* What needs to be done
Copy the data that follows, character for character, minus the pictures.

* Entries shown
(begin)

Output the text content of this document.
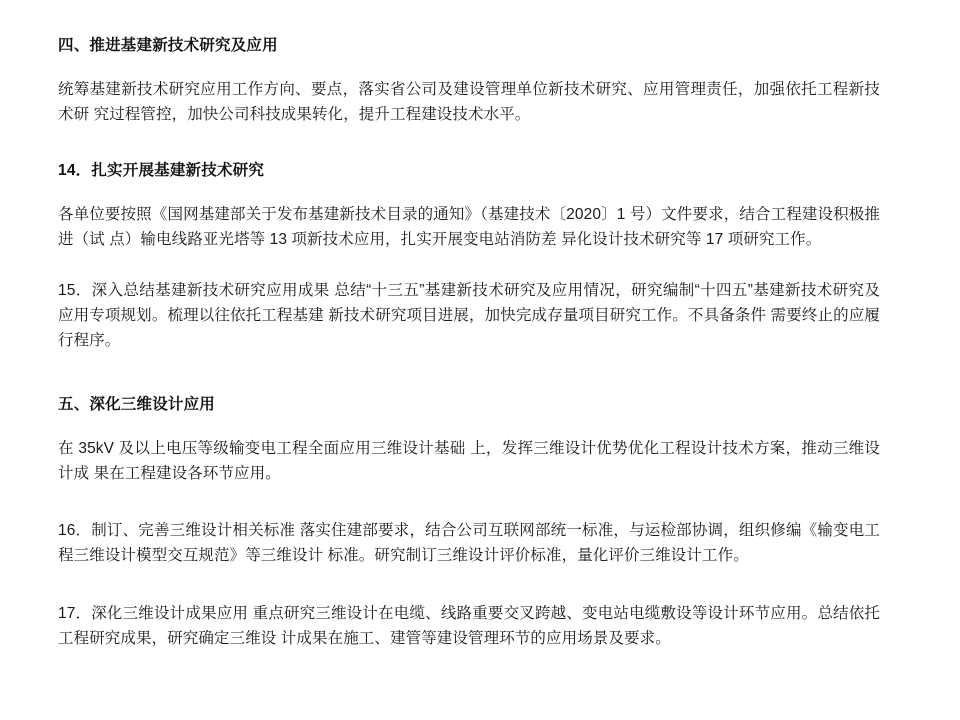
四、推进基建新技术研究及应用

统筹基建新技术研究应用工作方向、要点，落实省公司及建设管理单位新技术研究、应用管理责任，加强依托工程新技术研 究过程管控，加快公司科技成果转化，提升工程建设技术水平。

14．扎实开展基建新技术研究

各单位要按照《国网基建部关于发布基建新技术目录的通知》（基建技术〔2020〕1 号）文件要求，结合工程建设积极推进（试 点）输电线路亚光塔等 13 项新技术应用，扎实开展变电站消防差 异化设计技术研究等 17 项研究工作。

15．深入总结基建新技术研究应用成果 总结“十三五”基建新技术研究及应用情况，研究编制“十四五”基建新技术研究及应用专项规划。梳理以往依托工程基建 新技术研究项目进展，加快完成存量项目研究工作。不具备条件 需要终止的应履行程序。

五、深化三维设计应用

在 35kV 及以上电压等级输变电工程全面应用三维设计基础 上，发挥三维设计优势优化工程设计技术方案，推动三维设计成 果在工程建设各环节应用。

16．制订、完善三维设计相关标准 落实住建部要求，结合公司互联网部统一标准，与运检部协调，组织修编《输变电工程三维设计模型交互规范》等三维设计 标准。研究制订三维设计评价标准，量化评价三维设计工作。

17．深化三维设计成果应用 重点研究三维设计在电缆、线路重要交叉跨越、变电站电缆敷设等设计环节应用。总结依托工程研究成果，研究确定三维设 计成果在施工、建管等建设管理环节的应用场景及要求。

(end)

* Task answer
Output the text content of this document.
四、推进基建新技术研究及应用

统筹基建新技术研究应用工作方向、要点，落实省公司及建设管理单位新技术研究、应用管理责任，加强依托工程新技术研 究过程管控，加快公司科技成果转化，提升工程建设技术水平。

14．扎实开展基建新技术研究

各单位要按照《国网基建部关于发布基建新技术目录的通知》（基建技术〔2020〕1 号）文件要求，结合工程建设积极推进（试 点）输电线路亚光塔等 13 项新技术应用，扎实开展变电站消防差 异化设计技术研究等 17 项研究工作。

15．深入总结基建新技术研究应用成果 总结“十三五”基建新技术研究及应用情况，研究编制“十四五”基建新技术研究及应用专项规划。梳理以往依托工程基建 新技术研究项目进展，加快完成存量项目研究工作。不具备条件 需要终止的应履行程序。

五、深化三维设计应用

在 35kV 及以上电压等级输变电工程全面应用三维设计基础 上，发挥三维设计优势优化工程设计技术方案，推动三维设计成 果在工程建设各环节应用。

16．制订、完善三维设计相关标准 落实住建部要求，结合公司互联网部统一标准，与运检部协调，组织修编《输变电工程三维设计模型交互规范》等三维设计 标准。研究制订三维设计评价标准，量化评价三维设计工作。

17．深化三维设计成果应用 重点研究三维设计在电缆、线路重要交叉跨越、变电站电缆敷设等设计环节应用。总结依托工程研究成果，研究确定三维设 计成果在施工、建管等建设管理环节的应用场景及要求。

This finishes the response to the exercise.